# EXERCISE:
Quote the records in full and leave their pictures out.

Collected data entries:
** BEGIN **
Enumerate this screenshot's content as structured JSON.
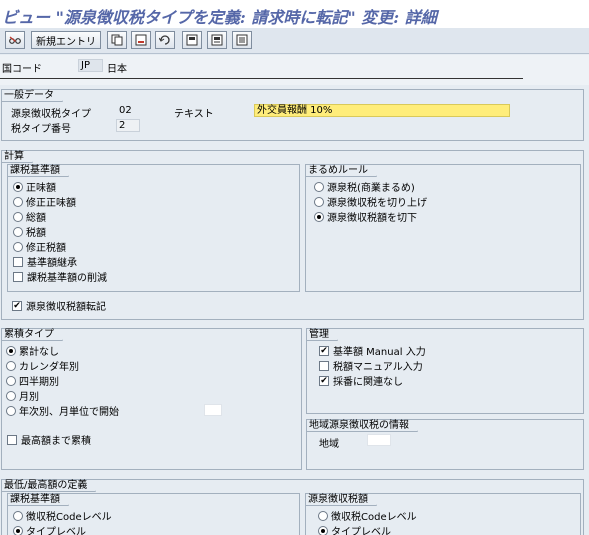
{
  "window": {
    "title": "ビュー \"源泉徴収税タイプを定義: 請求時に転記\" 変更: 詳細"
  },
  "toolbar": {
    "new_entries_label": "新規エントリ"
  },
  "header": {
    "country_label": "国コード",
    "country_code": "JP",
    "country_name": "日本"
  },
  "general": {
    "title": "一般データ",
    "wht_type_label": "源泉徴収税タイプ",
    "wht_type_value": "02",
    "text_label": "テキスト",
    "text_value": "外交員報酬 10%",
    "tax_type_no_label": "税タイプ番号",
    "tax_type_no_value": "2"
  },
  "calc": {
    "title": "計算",
    "base": {
      "title": "課税基準額",
      "options": [
        "正味額",
        "修正正味額",
        "総額",
        "税額",
        "修正税額"
      ],
      "selected": 0,
      "checks": [
        {
          "label": "基準額継承",
          "checked": false
        },
        {
          "label": "課税基準額の削減",
          "checked": false
        }
      ]
    },
    "rounding": {
      "title": "まるめルール",
      "options": [
        "源泉税(商業まるめ)",
        "源泉徴収税を切り上げ",
        "源泉徴収税額を切下"
      ],
      "selected": 2
    },
    "post_check": {
      "label": "源泉徴収税額転記",
      "checked": true
    }
  },
  "accum": {
    "title": "累積タイプ",
    "options": [
      "累計なし",
      "カレンダ年別",
      "四半期別",
      "月別",
      "年次別、月単位で開始"
    ],
    "selected": 0,
    "max_check": {
      "label": "最高額まで累積",
      "checked": false
    }
  },
  "control": {
    "title": "管理",
    "checks": [
      {
        "label": "基準額 Manual 入力",
        "checked": true
      },
      {
        "label": "税額マニュアル入力",
        "checked": false
      },
      {
        "label": "採番に関連なし",
        "checked": true
      }
    ]
  },
  "regional": {
    "title": "地域源泉徴収税の情報",
    "region_label": "地域"
  },
  "minmax": {
    "title": "最低/最高額の定義",
    "base": {
      "title": "課税基準額",
      "options": [
        "徴収税Codeレベル",
        "タイプレベル"
      ],
      "selected": 1
    },
    "wht": {
      "title": "源泉徴収税額",
      "options": [
        "徴収税Codeレベル",
        "タイプレベル"
      ],
      "selected": 1
    }
  },
  "check_mark": "✔"
}
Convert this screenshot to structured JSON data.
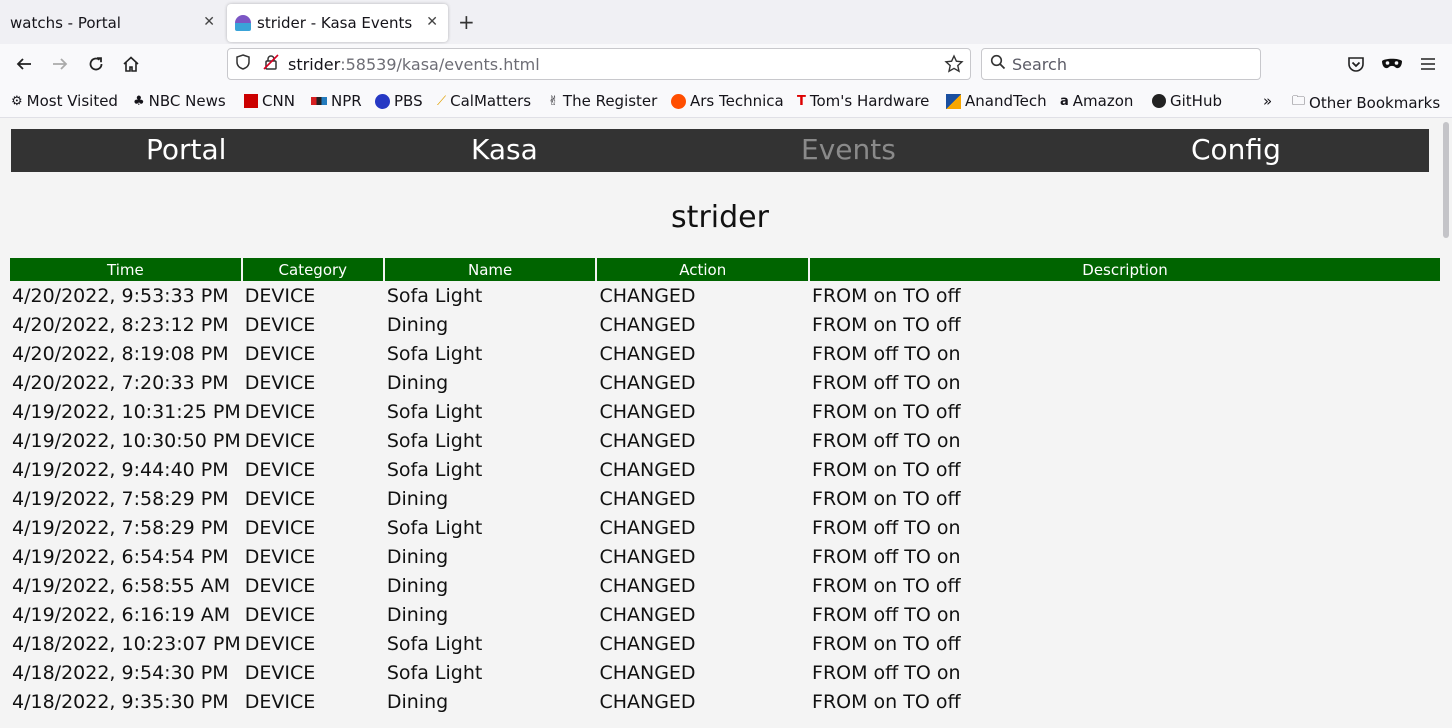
{
  "browser": {
    "tabs": [
      {
        "title": "watchs - Portal",
        "active": false
      },
      {
        "title": "strider - Kasa Events",
        "active": true
      }
    ],
    "new_tab_icon": "plus-icon",
    "url": {
      "host": "strider",
      "path": ":58539/kasa/events.html"
    },
    "search_placeholder": "Search",
    "bookmarks": [
      {
        "label": "Most Visited",
        "icon": "gear-icon"
      },
      {
        "label": "NBC News",
        "icon": "peacock-icon"
      },
      {
        "label": "CNN",
        "icon": "cnn-icon"
      },
      {
        "label": "NPR",
        "icon": "npr-icon"
      },
      {
        "label": "PBS",
        "icon": "pbs-icon"
      },
      {
        "label": "CalMatters",
        "icon": "calmatters-icon"
      },
      {
        "label": "The Register",
        "icon": "register-icon"
      },
      {
        "label": "Ars Technica",
        "icon": "ars-icon"
      },
      {
        "label": "Tom's Hardware",
        "icon": "toms-icon"
      },
      {
        "label": "AnandTech",
        "icon": "anandtech-icon"
      },
      {
        "label": "Amazon",
        "icon": "amazon-icon"
      },
      {
        "label": "GitHub",
        "icon": "github-icon"
      }
    ],
    "other_bookmarks": "Other Bookmarks"
  },
  "site_nav": [
    "Portal",
    "Kasa",
    "Events",
    "Config"
  ],
  "current_nav": "Events",
  "page_title": "strider",
  "table": {
    "headers": [
      "Time",
      "Category",
      "Name",
      "Action",
      "Description"
    ],
    "rows": [
      [
        "4/20/2022, 9:53:33 PM",
        "DEVICE",
        "Sofa Light",
        "CHANGED",
        "FROM on TO off"
      ],
      [
        "4/20/2022, 8:23:12 PM",
        "DEVICE",
        "Dining",
        "CHANGED",
        "FROM on TO off"
      ],
      [
        "4/20/2022, 8:19:08 PM",
        "DEVICE",
        "Sofa Light",
        "CHANGED",
        "FROM off TO on"
      ],
      [
        "4/20/2022, 7:20:33 PM",
        "DEVICE",
        "Dining",
        "CHANGED",
        "FROM off TO on"
      ],
      [
        "4/19/2022, 10:31:25 PM",
        "DEVICE",
        "Sofa Light",
        "CHANGED",
        "FROM on TO off"
      ],
      [
        "4/19/2022, 10:30:50 PM",
        "DEVICE",
        "Sofa Light",
        "CHANGED",
        "FROM off TO on"
      ],
      [
        "4/19/2022, 9:44:40 PM",
        "DEVICE",
        "Sofa Light",
        "CHANGED",
        "FROM on TO off"
      ],
      [
        "4/19/2022, 7:58:29 PM",
        "DEVICE",
        "Dining",
        "CHANGED",
        "FROM on TO off"
      ],
      [
        "4/19/2022, 7:58:29 PM",
        "DEVICE",
        "Sofa Light",
        "CHANGED",
        "FROM off TO on"
      ],
      [
        "4/19/2022, 6:54:54 PM",
        "DEVICE",
        "Dining",
        "CHANGED",
        "FROM off TO on"
      ],
      [
        "4/19/2022, 6:58:55 AM",
        "DEVICE",
        "Dining",
        "CHANGED",
        "FROM on TO off"
      ],
      [
        "4/19/2022, 6:16:19 AM",
        "DEVICE",
        "Dining",
        "CHANGED",
        "FROM off TO on"
      ],
      [
        "4/18/2022, 10:23:07 PM",
        "DEVICE",
        "Sofa Light",
        "CHANGED",
        "FROM on TO off"
      ],
      [
        "4/18/2022, 9:54:30 PM",
        "DEVICE",
        "Sofa Light",
        "CHANGED",
        "FROM off TO on"
      ],
      [
        "4/18/2022, 9:35:30 PM",
        "DEVICE",
        "Dining",
        "CHANGED",
        "FROM on TO off"
      ]
    ]
  }
}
** END **
# CORRECT ANSWER:
Enumerate this screenshot's content as structured JSON.
{
  "window": {
    "title": "ビュー \"源泉徴収税タイプを定義: 請求時に転記\" 変更: 詳細"
  },
  "toolbar": {
    "new_entries_label": "新規エントリ"
  },
  "header": {
    "country_label": "国コード",
    "country_code": "JP",
    "country_name": "日本"
  },
  "general": {
    "title": "一般データ",
    "wht_type_label": "源泉徴収税タイプ",
    "wht_type_value": "02",
    "text_label": "テキスト",
    "text_value": "外交員報酬 10%",
    "tax_type_no_label": "税タイプ番号",
    "tax_type_no_value": "2"
  },
  "calc": {
    "title": "計算",
    "base": {
      "title": "課税基準額",
      "options": [
        "正味額",
        "修正正味額",
        "総額",
        "税額",
        "修正税額"
      ],
      "selected": 0,
      "checks": [
        {
          "label": "基準額継承",
          "checked": false
        },
        {
          "label": "課税基準額の削減",
          "checked": false
        }
      ]
    },
    "rounding": {
      "title": "まるめルール",
      "options": [
        "源泉税(商業まるめ)",
        "源泉徴収税を切り上げ",
        "源泉徴収税額を切下"
      ],
      "selected": 2
    },
    "post_check": {
      "label": "源泉徴収税額転記",
      "checked": true
    }
  },
  "accum": {
    "title": "累積タイプ",
    "options": [
      "累計なし",
      "カレンダ年別",
      "四半期別",
      "月別",
      "年次別、月単位で開始"
    ],
    "selected": 0,
    "max_check": {
      "label": "最高額まで累積",
      "checked": false
    }
  },
  "control": {
    "title": "管理",
    "checks": [
      {
        "label": "基準額 Manual 入力",
        "checked": true
      },
      {
        "label": "税額マニュアル入力",
        "checked": false
      },
      {
        "label": "採番に関連なし",
        "checked": true
      }
    ]
  },
  "regional": {
    "title": "地域源泉徴収税の情報",
    "region_label": "地域"
  },
  "minmax": {
    "title": "最低/最高額の定義",
    "base": {
      "title": "課税基準額",
      "options": [
        "徴収税Codeレベル",
        "タイプレベル"
      ],
      "selected": 1
    },
    "wht": {
      "title": "源泉徴収税額",
      "options": [
        "徴収税Codeレベル",
        "タイプレベル"
      ],
      "selected": 1
    }
  },
  "check_mark": "✔"
}
Convert this screenshot to structured JSON data.
{
  "browser": {
    "tabs": [
      {
        "title": "watchs - Portal",
        "active": false
      },
      {
        "title": "strider - Kasa Events",
        "active": true
      }
    ],
    "new_tab_icon": "plus-icon",
    "url": {
      "host": "strider",
      "path": ":58539/kasa/events.html"
    },
    "search_placeholder": "Search",
    "bookmarks": [
      {
        "label": "Most Visited",
        "icon": "gear-icon"
      },
      {
        "label": "NBC News",
        "icon": "peacock-icon"
      },
      {
        "label": "CNN",
        "icon": "cnn-icon"
      },
      {
        "label": "NPR",
        "icon": "npr-icon"
      },
      {
        "label": "PBS",
        "icon": "pbs-icon"
      },
      {
        "label": "CalMatters",
        "icon": "calmatters-icon"
      },
      {
        "label": "The Register",
        "icon": "register-icon"
      },
      {
        "label": "Ars Technica",
        "icon": "ars-icon"
      },
      {
        "label": "Tom's Hardware",
        "icon": "toms-icon"
      },
      {
        "label": "AnandTech",
        "icon": "anandtech-icon"
      },
      {
        "label": "Amazon",
        "icon": "amazon-icon"
      },
      {
        "label": "GitHub",
        "icon": "github-icon"
      }
    ],
    "other_bookmarks": "Other Bookmarks"
  },
  "site_nav": [
    "Portal",
    "Kasa",
    "Events",
    "Config"
  ],
  "current_nav": "Events",
  "page_title": "strider",
  "table": {
    "headers": [
      "Time",
      "Category",
      "Name",
      "Action",
      "Description"
    ],
    "rows": [
      [
        "4/20/2022, 9:53:33 PM",
        "DEVICE",
        "Sofa Light",
        "CHANGED",
        "FROM on TO off"
      ],
      [
        "4/20/2022, 8:23:12 PM",
        "DEVICE",
        "Dining",
        "CHANGED",
        "FROM on TO off"
      ],
      [
        "4/20/2022, 8:19:08 PM",
        "DEVICE",
        "Sofa Light",
        "CHANGED",
        "FROM off TO on"
      ],
      [
        "4/20/2022, 7:20:33 PM",
        "DEVICE",
        "Dining",
        "CHANGED",
        "FROM off TO on"
      ],
      [
        "4/19/2022, 10:31:25 PM",
        "DEVICE",
        "Sofa Light",
        "CHANGED",
        "FROM on TO off"
      ],
      [
        "4/19/2022, 10:30:50 PM",
        "DEVICE",
        "Sofa Light",
        "CHANGED",
        "FROM off TO on"
      ],
      [
        "4/19/2022, 9:44:40 PM",
        "DEVICE",
        "Sofa Light",
        "CHANGED",
        "FROM on TO off"
      ],
      [
        "4/19/2022, 7:58:29 PM",
        "DEVICE",
        "Dining",
        "CHANGED",
        "FROM on TO off"
      ],
      [
        "4/19/2022, 7:58:29 PM",
        "DEVICE",
        "Sofa Light",
        "CHANGED",
        "FROM off TO on"
      ],
      [
        "4/19/2022, 6:54:54 PM",
        "DEVICE",
        "Dining",
        "CHANGED",
        "FROM off TO on"
      ],
      [
        "4/19/2022, 6:58:55 AM",
        "DEVICE",
        "Dining",
        "CHANGED",
        "FROM on TO off"
      ],
      [
        "4/19/2022, 6:16:19 AM",
        "DEVICE",
        "Dining",
        "CHANGED",
        "FROM off TO on"
      ],
      [
        "4/18/2022, 10:23:07 PM",
        "DEVICE",
        "Sofa Light",
        "CHANGED",
        "FROM on TO off"
      ],
      [
        "4/18/2022, 9:54:30 PM",
        "DEVICE",
        "Sofa Light",
        "CHANGED",
        "FROM off TO on"
      ],
      [
        "4/18/2022, 9:35:30 PM",
        "DEVICE",
        "Dining",
        "CHANGED",
        "FROM on TO off"
      ]
    ]
  }
}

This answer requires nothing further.